What you should do:
Write out the listing exactly as it is given.

>> Start

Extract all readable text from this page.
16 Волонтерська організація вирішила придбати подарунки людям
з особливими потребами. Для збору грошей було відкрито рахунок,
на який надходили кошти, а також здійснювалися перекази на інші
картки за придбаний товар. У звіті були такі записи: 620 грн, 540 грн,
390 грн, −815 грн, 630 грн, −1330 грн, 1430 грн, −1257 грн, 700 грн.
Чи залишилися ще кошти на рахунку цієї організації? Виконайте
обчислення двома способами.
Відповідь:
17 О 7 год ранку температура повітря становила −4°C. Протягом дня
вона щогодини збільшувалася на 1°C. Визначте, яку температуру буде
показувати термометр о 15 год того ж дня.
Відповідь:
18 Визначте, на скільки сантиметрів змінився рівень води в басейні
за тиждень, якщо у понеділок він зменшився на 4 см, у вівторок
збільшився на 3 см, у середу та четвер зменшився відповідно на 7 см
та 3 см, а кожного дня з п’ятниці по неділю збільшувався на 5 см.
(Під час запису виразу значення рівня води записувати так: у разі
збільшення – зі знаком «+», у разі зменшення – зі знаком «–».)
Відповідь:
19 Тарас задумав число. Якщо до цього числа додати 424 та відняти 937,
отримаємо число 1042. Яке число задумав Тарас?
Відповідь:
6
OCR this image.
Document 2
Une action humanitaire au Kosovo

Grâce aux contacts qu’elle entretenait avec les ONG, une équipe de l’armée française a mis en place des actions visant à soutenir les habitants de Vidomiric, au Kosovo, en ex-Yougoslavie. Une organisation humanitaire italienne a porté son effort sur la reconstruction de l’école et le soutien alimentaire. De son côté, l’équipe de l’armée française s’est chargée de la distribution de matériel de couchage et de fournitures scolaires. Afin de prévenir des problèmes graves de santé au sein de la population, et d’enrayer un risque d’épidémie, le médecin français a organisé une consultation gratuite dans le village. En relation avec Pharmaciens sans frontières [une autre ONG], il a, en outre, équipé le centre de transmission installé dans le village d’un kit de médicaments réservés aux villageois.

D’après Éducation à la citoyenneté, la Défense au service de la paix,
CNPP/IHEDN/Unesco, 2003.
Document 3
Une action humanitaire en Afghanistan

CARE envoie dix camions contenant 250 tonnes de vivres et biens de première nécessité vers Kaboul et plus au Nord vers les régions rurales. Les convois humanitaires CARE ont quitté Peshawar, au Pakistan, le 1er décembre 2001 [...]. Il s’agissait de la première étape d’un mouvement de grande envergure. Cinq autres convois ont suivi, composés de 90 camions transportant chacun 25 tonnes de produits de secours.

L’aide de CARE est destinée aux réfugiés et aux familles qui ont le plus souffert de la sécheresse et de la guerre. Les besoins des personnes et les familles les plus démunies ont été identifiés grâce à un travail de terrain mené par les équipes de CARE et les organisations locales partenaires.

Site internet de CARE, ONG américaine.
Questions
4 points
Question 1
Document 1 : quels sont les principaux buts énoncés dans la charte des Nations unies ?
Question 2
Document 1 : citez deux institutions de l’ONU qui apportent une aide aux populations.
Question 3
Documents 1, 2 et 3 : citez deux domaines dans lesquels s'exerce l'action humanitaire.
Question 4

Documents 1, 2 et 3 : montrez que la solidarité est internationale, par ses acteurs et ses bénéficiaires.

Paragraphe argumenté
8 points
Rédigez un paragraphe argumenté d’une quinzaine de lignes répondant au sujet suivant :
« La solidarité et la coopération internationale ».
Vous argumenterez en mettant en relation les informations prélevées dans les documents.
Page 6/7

>> End

Output:
Extract all readable text from this page.
16 Волонтерська організація вирішила придбати подарунки людям
з особливими потребами. Для збору грошей було відкрито рахунок,
на який надходили кошти, а також здійснювалися перекази на інші
картки за придбаний товар. У звіті були такі записи: 620 грн, 540 грн,
390 грн, −815 грн, 630 грн, −1330 грн, 1430 грн, −1257 грн, 700 грн.
Чи залишилися ще кошти на рахунку цієї організації? Виконайте
обчислення двома способами.
Відповідь:
17 О 7 год ранку температура повітря становила −4°C. Протягом дня
вона щогодини збільшувалася на 1°C. Визначте, яку температуру буде
показувати термометр о 15 год того ж дня.
Відповідь:
18 Визначте, на скільки сантиметрів змінився рівень води в басейні
за тиждень, якщо у понеділок він зменшився на 4 см, у вівторок
збільшився на 3 см, у середу та четвер зменшився відповідно на 7 см
та 3 см, а кожного дня з п’ятниці по неділю збільшувався на 5 см.
(Під час запису виразу значення рівня води записувати так: у разі
збільшення – зі знаком «+», у разі зменшення – зі знаком «–».)
Відповідь:
19 Тарас задумав число. Якщо до цього числа додати 424 та відняти 937,
отримаємо число 1042. Яке число задумав Тарас?
Відповідь:
6
OCR this image.
Document 2
Une action humanitaire au Kosovo

Grâce aux contacts qu’elle entretenait avec les ONG, une équipe de l’armée française a mis en place des actions visant à soutenir les habitants de Vidomiric, au Kosovo, en ex-Yougoslavie. Une organisation humanitaire italienne a porté son effort sur la reconstruction de l’école et le soutien alimentaire. De son côté, l’équipe de l’armée française s’est chargée de la distribution de matériel de couchage et de fournitures scolaires. Afin de prévenir des problèmes graves de santé au sein de la population, et d’enrayer un risque d’épidémie, le médecin français a organisé une consultation gratuite dans le village. En relation avec Pharmaciens sans frontières [une autre ONG], il a, en outre, équipé le centre de transmission installé dans le village d’un kit de médicaments réservés aux villageois.

D’après Éducation à la citoyenneté, la Défense au service de la paix,
CNPP/IHEDN/Unesco, 2003.
Document 3
Une action humanitaire en Afghanistan

CARE envoie dix camions contenant 250 tonnes de vivres et biens de première nécessité vers Kaboul et plus au Nord vers les régions rurales. Les convois humanitaires CARE ont quitté Peshawar, au Pakistan, le 1er décembre 2001 [...]. Il s’agissait de la première étape d’un mouvement de grande envergure. Cinq autres convois ont suivi, composés de 90 camions transportant chacun 25 tonnes de produits de secours.

L’aide de CARE est destinée aux réfugiés et aux familles qui ont le plus souffert de la sécheresse et de la guerre. Les besoins des personnes et les familles les plus démunies ont été identifiés grâce à un travail de terrain mené par les équipes de CARE et les organisations locales partenaires.

Site internet de CARE, ONG américaine.
Questions
4 points
Question 1
Document 1 : quels sont les principaux buts énoncés dans la charte des Nations unies ?
Question 2
Document 1 : citez deux institutions de l’ONU qui apportent une aide aux populations.
Question 3
Documents 1, 2 et 3 : citez deux domaines dans lesquels s'exerce l'action humanitaire.
Question 4

Documents 1, 2 et 3 : montrez que la solidarité est internationale, par ses acteurs et ses bénéficiaires.

Paragraphe argumenté
8 points
Rédigez un paragraphe argumenté d’une quinzaine de lignes répondant au sujet suivant :
« La solidarité et la coopération internationale ».
Vous argumenterez en mettant en relation les informations prélevées dans les documents.
Page 6/7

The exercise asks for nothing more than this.